- **TASK**: Gather up every line that includes the string "this".

- **EXCERPTED RECORDS**:
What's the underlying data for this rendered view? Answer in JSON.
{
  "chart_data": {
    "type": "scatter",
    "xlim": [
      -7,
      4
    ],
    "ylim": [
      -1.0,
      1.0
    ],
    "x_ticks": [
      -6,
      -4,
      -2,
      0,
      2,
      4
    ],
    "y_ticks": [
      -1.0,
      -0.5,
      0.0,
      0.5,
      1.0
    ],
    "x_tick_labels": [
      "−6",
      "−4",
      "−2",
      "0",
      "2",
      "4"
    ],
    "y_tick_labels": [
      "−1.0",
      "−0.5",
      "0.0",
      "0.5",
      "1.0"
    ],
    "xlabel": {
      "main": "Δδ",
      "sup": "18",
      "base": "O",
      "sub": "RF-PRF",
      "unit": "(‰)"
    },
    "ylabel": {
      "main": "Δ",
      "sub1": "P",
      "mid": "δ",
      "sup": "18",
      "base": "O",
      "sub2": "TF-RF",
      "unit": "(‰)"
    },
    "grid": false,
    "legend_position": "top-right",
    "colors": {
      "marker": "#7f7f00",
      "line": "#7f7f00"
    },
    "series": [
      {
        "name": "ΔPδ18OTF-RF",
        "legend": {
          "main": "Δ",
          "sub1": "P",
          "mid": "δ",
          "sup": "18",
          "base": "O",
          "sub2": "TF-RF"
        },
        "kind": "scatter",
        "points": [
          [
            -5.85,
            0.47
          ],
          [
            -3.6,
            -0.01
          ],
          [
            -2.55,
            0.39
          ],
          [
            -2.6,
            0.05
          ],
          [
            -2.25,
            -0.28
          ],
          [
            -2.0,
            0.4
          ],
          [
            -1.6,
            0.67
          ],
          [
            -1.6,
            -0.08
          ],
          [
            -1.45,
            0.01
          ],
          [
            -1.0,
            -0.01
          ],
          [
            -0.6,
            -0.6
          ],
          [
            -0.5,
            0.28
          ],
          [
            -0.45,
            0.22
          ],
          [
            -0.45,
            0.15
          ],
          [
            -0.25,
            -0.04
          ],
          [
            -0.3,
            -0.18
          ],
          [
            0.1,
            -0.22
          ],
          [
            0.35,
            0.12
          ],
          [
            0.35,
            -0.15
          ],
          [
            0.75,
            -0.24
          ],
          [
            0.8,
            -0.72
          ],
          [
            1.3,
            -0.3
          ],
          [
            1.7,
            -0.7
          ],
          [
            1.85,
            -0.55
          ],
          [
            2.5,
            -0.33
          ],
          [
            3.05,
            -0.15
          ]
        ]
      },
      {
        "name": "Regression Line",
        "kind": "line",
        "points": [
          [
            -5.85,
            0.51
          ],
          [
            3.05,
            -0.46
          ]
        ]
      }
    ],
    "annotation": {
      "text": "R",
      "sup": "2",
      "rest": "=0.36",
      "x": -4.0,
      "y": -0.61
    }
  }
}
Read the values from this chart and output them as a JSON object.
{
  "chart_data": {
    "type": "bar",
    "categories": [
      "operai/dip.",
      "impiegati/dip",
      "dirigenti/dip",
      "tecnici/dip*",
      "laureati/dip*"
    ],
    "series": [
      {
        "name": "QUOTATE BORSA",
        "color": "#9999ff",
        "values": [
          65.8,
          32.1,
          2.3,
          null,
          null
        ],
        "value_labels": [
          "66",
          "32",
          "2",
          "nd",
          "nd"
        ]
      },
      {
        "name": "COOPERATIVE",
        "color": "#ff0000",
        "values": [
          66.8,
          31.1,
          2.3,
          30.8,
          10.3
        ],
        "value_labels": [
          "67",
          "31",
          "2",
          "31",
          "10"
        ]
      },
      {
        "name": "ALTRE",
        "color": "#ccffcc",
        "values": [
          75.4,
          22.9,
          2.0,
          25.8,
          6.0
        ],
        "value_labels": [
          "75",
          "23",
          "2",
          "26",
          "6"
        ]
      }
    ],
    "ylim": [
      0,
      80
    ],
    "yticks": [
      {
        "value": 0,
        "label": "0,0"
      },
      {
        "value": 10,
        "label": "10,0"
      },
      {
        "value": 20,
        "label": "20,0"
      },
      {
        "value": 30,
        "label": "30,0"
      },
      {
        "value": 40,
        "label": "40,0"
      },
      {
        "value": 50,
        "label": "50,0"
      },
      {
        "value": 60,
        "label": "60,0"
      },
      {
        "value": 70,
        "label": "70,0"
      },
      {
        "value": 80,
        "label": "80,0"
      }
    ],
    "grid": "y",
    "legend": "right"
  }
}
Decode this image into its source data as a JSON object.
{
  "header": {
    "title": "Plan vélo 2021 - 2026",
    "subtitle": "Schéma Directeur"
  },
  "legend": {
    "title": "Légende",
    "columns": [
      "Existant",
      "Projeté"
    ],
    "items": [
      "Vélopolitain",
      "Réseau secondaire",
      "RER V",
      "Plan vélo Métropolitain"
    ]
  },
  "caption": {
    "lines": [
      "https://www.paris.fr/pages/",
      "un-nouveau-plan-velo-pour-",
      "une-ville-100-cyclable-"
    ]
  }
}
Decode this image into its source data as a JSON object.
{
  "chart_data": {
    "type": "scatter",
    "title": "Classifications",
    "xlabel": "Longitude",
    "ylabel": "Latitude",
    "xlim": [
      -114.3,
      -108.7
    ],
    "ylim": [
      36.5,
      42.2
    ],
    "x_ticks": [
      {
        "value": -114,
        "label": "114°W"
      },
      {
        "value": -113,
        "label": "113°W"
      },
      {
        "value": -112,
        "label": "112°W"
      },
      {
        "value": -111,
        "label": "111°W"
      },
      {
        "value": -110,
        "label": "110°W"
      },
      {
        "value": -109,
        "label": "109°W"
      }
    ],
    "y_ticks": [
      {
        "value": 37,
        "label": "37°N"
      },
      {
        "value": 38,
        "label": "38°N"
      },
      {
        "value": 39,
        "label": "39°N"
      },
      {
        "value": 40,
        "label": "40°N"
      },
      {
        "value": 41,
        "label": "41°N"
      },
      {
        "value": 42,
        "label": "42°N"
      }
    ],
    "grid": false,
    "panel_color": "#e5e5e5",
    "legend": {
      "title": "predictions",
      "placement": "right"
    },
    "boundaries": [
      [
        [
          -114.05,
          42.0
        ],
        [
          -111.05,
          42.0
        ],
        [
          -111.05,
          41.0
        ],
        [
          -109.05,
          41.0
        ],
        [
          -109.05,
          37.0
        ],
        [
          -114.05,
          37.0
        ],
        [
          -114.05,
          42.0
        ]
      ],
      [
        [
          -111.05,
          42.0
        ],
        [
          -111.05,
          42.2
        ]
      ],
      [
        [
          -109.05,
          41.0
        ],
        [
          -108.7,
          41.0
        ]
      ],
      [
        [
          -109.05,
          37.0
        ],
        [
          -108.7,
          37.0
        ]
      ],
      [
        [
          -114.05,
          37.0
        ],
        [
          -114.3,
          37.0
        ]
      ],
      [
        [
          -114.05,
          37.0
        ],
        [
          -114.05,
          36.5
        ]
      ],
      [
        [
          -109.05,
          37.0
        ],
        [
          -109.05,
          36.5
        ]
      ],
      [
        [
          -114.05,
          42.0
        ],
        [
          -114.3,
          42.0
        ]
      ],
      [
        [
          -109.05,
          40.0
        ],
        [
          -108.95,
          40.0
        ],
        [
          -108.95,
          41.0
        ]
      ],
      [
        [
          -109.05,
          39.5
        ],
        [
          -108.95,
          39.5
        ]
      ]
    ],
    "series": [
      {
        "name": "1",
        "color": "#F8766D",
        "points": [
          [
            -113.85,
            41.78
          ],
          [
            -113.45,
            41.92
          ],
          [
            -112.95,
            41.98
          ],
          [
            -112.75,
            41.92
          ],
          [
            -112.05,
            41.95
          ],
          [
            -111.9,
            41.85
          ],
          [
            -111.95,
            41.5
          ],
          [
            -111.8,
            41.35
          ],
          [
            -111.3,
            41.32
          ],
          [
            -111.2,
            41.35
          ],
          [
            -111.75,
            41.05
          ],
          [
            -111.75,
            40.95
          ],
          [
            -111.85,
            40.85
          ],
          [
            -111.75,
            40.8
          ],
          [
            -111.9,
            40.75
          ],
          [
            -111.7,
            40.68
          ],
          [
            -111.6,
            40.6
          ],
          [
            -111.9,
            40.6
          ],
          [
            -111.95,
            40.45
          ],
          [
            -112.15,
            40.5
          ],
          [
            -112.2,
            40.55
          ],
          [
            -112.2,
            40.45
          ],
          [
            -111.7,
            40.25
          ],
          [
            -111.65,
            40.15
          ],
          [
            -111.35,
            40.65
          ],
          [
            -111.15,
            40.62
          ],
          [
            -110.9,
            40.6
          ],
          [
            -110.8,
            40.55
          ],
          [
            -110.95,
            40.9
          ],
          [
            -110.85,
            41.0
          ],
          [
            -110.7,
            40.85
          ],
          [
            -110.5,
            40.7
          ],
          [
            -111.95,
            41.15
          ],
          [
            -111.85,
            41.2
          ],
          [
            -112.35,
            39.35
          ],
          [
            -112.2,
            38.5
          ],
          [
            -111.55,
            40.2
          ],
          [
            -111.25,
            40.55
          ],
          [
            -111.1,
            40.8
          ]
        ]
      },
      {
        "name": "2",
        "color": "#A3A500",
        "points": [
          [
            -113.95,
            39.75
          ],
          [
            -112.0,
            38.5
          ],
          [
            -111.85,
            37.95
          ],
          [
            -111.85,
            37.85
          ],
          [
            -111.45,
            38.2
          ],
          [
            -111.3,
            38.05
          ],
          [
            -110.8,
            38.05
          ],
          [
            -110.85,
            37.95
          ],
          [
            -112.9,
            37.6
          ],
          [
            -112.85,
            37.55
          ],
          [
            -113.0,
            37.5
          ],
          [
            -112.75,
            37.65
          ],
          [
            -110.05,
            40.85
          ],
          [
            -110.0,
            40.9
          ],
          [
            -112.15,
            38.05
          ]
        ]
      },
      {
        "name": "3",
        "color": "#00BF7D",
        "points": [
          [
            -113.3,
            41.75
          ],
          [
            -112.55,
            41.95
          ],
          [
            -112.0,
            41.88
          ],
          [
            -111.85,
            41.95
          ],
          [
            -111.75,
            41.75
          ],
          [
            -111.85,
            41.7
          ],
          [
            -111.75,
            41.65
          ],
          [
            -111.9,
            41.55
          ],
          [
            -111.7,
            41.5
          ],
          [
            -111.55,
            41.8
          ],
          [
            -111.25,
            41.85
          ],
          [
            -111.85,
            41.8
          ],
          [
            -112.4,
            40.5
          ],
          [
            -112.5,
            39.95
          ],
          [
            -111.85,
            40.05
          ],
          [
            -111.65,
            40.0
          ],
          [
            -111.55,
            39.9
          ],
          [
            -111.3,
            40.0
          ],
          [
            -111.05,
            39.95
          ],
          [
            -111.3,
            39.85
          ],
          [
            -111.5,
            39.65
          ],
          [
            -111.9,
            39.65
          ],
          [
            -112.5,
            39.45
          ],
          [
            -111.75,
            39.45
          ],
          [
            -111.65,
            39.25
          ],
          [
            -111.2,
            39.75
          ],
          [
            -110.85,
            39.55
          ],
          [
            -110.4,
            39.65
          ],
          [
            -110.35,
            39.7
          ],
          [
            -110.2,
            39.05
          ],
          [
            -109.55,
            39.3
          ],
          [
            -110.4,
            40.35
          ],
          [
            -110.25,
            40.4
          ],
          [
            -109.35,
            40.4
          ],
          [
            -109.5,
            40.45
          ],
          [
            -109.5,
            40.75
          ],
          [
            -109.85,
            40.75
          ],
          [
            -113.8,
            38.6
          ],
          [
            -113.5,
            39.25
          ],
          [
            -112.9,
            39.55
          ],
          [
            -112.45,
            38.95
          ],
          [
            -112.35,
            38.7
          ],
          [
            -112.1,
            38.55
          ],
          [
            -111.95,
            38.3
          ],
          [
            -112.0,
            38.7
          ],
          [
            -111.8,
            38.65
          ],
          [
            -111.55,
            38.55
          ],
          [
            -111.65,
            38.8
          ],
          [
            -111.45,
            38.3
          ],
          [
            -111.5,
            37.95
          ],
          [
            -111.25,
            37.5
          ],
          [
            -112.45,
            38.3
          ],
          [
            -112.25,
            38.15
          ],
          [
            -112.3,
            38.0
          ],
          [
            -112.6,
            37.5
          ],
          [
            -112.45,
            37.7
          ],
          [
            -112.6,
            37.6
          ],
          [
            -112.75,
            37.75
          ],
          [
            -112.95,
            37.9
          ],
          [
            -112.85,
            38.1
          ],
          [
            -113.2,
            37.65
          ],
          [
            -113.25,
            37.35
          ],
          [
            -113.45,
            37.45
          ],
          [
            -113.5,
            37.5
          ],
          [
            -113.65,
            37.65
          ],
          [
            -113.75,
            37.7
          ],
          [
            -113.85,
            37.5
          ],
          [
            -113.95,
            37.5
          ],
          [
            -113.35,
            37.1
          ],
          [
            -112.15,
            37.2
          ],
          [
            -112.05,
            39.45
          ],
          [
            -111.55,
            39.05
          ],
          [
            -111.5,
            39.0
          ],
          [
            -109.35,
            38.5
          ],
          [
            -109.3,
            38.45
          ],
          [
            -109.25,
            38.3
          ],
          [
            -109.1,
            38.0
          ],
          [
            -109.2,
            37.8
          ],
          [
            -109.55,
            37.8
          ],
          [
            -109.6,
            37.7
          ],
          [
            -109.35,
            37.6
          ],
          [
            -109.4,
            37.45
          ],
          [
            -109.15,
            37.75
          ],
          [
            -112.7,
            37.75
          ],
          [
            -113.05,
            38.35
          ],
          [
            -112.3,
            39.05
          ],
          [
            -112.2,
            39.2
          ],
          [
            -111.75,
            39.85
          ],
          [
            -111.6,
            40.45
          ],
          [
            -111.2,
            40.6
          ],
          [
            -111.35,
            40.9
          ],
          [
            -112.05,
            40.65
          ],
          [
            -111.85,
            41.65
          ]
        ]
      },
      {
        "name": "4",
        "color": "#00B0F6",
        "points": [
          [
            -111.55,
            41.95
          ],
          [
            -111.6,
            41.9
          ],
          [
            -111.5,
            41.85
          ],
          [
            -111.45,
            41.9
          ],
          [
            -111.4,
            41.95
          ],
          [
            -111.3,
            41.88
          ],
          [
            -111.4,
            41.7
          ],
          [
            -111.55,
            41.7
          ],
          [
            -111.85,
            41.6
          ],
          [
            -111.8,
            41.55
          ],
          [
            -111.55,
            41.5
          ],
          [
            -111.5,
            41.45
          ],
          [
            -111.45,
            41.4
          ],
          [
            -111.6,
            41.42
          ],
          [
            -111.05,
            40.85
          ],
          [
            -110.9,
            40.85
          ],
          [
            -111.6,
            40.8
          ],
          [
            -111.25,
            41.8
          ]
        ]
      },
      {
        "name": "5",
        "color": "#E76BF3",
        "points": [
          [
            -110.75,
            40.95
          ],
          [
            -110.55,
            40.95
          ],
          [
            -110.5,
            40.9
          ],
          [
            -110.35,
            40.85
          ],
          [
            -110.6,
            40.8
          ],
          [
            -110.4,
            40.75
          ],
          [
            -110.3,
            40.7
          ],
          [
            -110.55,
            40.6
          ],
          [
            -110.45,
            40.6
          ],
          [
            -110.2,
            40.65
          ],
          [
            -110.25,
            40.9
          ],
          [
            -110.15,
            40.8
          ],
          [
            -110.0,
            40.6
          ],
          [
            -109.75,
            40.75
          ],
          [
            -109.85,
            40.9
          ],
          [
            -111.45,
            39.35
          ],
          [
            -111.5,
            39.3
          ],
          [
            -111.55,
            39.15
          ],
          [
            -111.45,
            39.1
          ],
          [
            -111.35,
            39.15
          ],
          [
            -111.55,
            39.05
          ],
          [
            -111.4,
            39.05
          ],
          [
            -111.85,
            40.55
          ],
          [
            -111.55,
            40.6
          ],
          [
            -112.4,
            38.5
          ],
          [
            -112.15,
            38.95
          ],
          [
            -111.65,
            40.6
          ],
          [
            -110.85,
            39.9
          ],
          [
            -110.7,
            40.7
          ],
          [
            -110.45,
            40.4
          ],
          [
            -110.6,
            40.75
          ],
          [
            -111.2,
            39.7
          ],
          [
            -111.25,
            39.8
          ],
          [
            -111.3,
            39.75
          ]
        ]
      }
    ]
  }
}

- **RESPONSE BELOW**:
What's the underlying data for this rendered view? Answer in JSON.
Read the values from this chart and output them as a JSON object.
Decode this image into its source data as a JSON object.
Decode this image into its source data as a JSON object.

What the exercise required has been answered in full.